• Requirements
Go through the lines below. Copy those with "والدعاء".

• A run of records
* * * * * * * * *
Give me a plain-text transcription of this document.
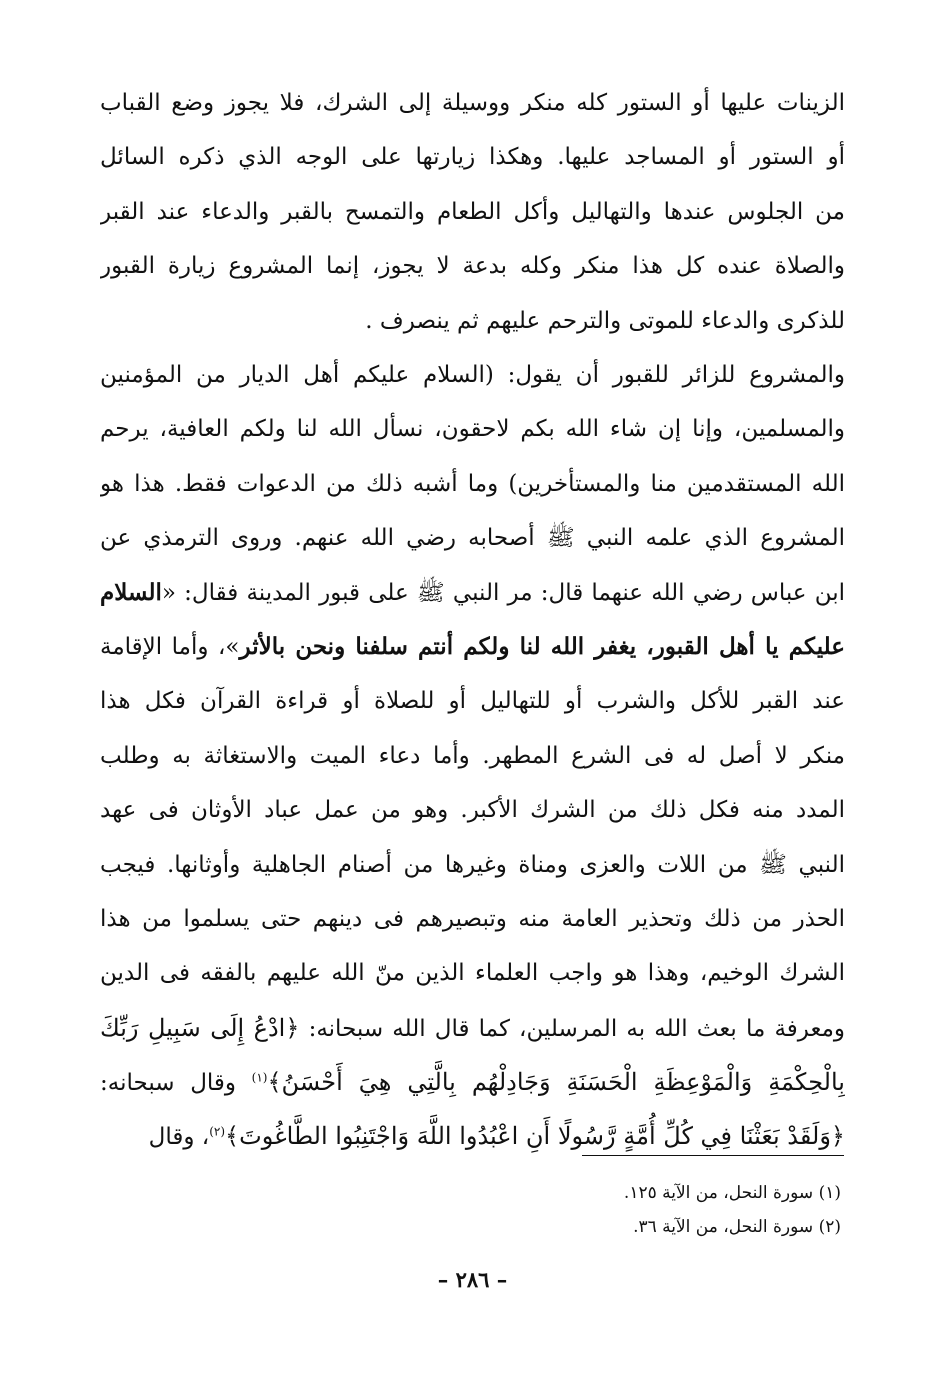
الزينات عليها أو الستور كله منكر ووسيلة إلى الشرك، فلا يجوز وضع القباب
أو الستور أو المساجد عليها. وهكذا زيارتها على الوجه الذي ذكره السائل
من الجلوس عندها والتهاليل وأكل الطعام والتمسح بالقبر والدعاء عند القبر
والصلاة عنده كل هذا منكر وكله بدعة لا يجوز، إنما المشروع زيارة القبور
للذكرى والدعاء للموتى والترحم عليهم ثم ينصرف .
والمشروع للزائر للقبور أن يقول: (السلام عليكم أهل الديار من المؤمنين
والمسلمين، وإنا إن شاء الله بكم لاحقون، نسأل الله لنا ولكم العافية، يرحم
الله المستقدمين منا والمستأخرين) وما أشبه ذلك من الدعوات فقط. هذا هو
المشروع الذي علمه النبي ﷺ أصحابه رضي الله عنهم. وروى الترمذي عن
ابن عباس رضي الله عنهما قال: مر النبي ﷺ على قبور المدينة فقال: «السلام
عليكم يا أهل القبور، يغفر الله لنا ولكم أنتم سلفنا ونحن بالأثر»، وأما الإقامة
عند القبر للأكل والشرب أو للتهاليل أو للصلاة أو قراءة القرآن فكل هذا
منكر لا أصل له فى الشرع المطهر. وأما دعاء الميت والاستغاثة به وطلب
المدد منه فكل ذلك من الشرك الأكبر. وهو من عمل عباد الأوثان فى عهد
النبي ﷺ من اللات والعزى ومناة وغيرها من أصنام الجاهلية وأوثانها. فيجب
الحذر من ذلك وتحذير العامة منه وتبصيرهم فى دينهم حتى يسلموا من هذا
الشرك الوخيم، وهذا هو واجب العلماء الذين منّ الله عليهم بالفقه فى الدين
ومعرفة ما بعث الله به المرسلين، كما قال الله سبحانه: ﴿ادْعُ إِلَى سَبِيلِ رَبِّكَ
بِالْحِكْمَةِ وَالْمَوْعِظَةِ الْحَسَنَةِ وَجَادِلْهُم بِالَّتِي هِيَ أَحْسَنُ﴾$^{(١)}$ وقال سبحانه:
﴿وَلَقَدْ بَعَثْنَا فِي كُلِّ أُمَّةٍ رَّسُولًا أَنِ اعْبُدُوا اللَّهَ وَاجْتَنِبُوا الطَّاغُوتَ﴾$^{(٢)}$، وقال

(١) سورة النحل، من الآية ١٢٥.

(٢) سورة النحل، من الآية ٣٦.

– ٢٨٦ –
* * * * * * * * *
• Answer for this exercise
من الجلوس عندها والتهاليل وأكل الطعام والتمسح بالقبر والدعاء عند القبر
للذكرى والدعاء للموتى والترحم عليهم ثم ينصرف .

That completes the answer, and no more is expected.